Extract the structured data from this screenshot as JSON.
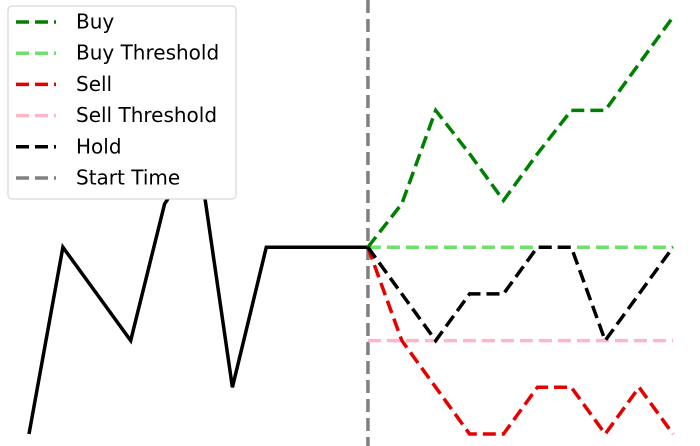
{
  "chart_data": {
    "type": "line",
    "grid": false,
    "legend_position": "top-left",
    "xlim": [
      -0.5,
      19.5
    ],
    "ylim": [
      -0.2,
      13.0
    ],
    "start_time": 10,
    "series": [
      {
        "name": "Hold",
        "role": "history",
        "color": "#000000",
        "style": "solid",
        "x": [
          0,
          1,
          2,
          3,
          4,
          5,
          6,
          7,
          8,
          9,
          10
        ],
        "y": [
          0.0,
          5.6,
          4.2,
          2.8,
          6.9,
          8.4,
          1.4,
          5.6,
          5.6,
          5.6,
          5.6
        ]
      },
      {
        "name": "Buy",
        "color": "#008000",
        "style": "dashed",
        "x": [
          10,
          11,
          12,
          13,
          14,
          15,
          16,
          17,
          18,
          19
        ],
        "y": [
          5.6,
          6.9,
          9.7,
          8.4,
          7.0,
          8.4,
          9.7,
          9.7,
          11.1,
          12.5
        ]
      },
      {
        "name": "Buy Threshold",
        "color": "#6ee06e",
        "style": "dashed",
        "x": [
          10,
          19
        ],
        "y": [
          5.6,
          5.6
        ]
      },
      {
        "name": "Sell",
        "color": "#e60000",
        "style": "dashed",
        "x": [
          10,
          11,
          12,
          13,
          14,
          15,
          16,
          17,
          18,
          19
        ],
        "y": [
          5.6,
          2.8,
          1.4,
          0.0,
          0.0,
          1.4,
          1.4,
          0.0,
          1.4,
          0.0
        ]
      },
      {
        "name": "Sell Threshold",
        "color": "#ffb6c8",
        "style": "dashed",
        "x": [
          10,
          19
        ],
        "y": [
          2.8,
          2.8
        ]
      },
      {
        "name": "Hold",
        "color": "#000000",
        "style": "dashed",
        "x": [
          10,
          11,
          12,
          13,
          14,
          15,
          16,
          17,
          18,
          19
        ],
        "y": [
          5.6,
          4.2,
          2.8,
          4.2,
          4.2,
          5.6,
          5.6,
          2.8,
          4.2,
          5.6
        ]
      }
    ],
    "start_time_line": {
      "name": "Start Time",
      "color": "#808080",
      "style": "dashed",
      "x": 10
    },
    "legend": [
      {
        "label": "Buy",
        "color": "#008000"
      },
      {
        "label": "Buy Threshold",
        "color": "#6ee06e"
      },
      {
        "label": "Sell",
        "color": "#e60000"
      },
      {
        "label": "Sell Threshold",
        "color": "#ffb6c8"
      },
      {
        "label": "Hold",
        "color": "#000000"
      },
      {
        "label": "Start Time",
        "color": "#808080"
      }
    ]
  }
}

:::::

Copy every line of the entries above in which "label" occurs.

#### [Response to the exercise]
        "label": "Buy",
        "label": "Buy Threshold",
        "label": "Sell",
        "label": "Sell Threshold",
        "label": "Hold",
        "label": "Start Time",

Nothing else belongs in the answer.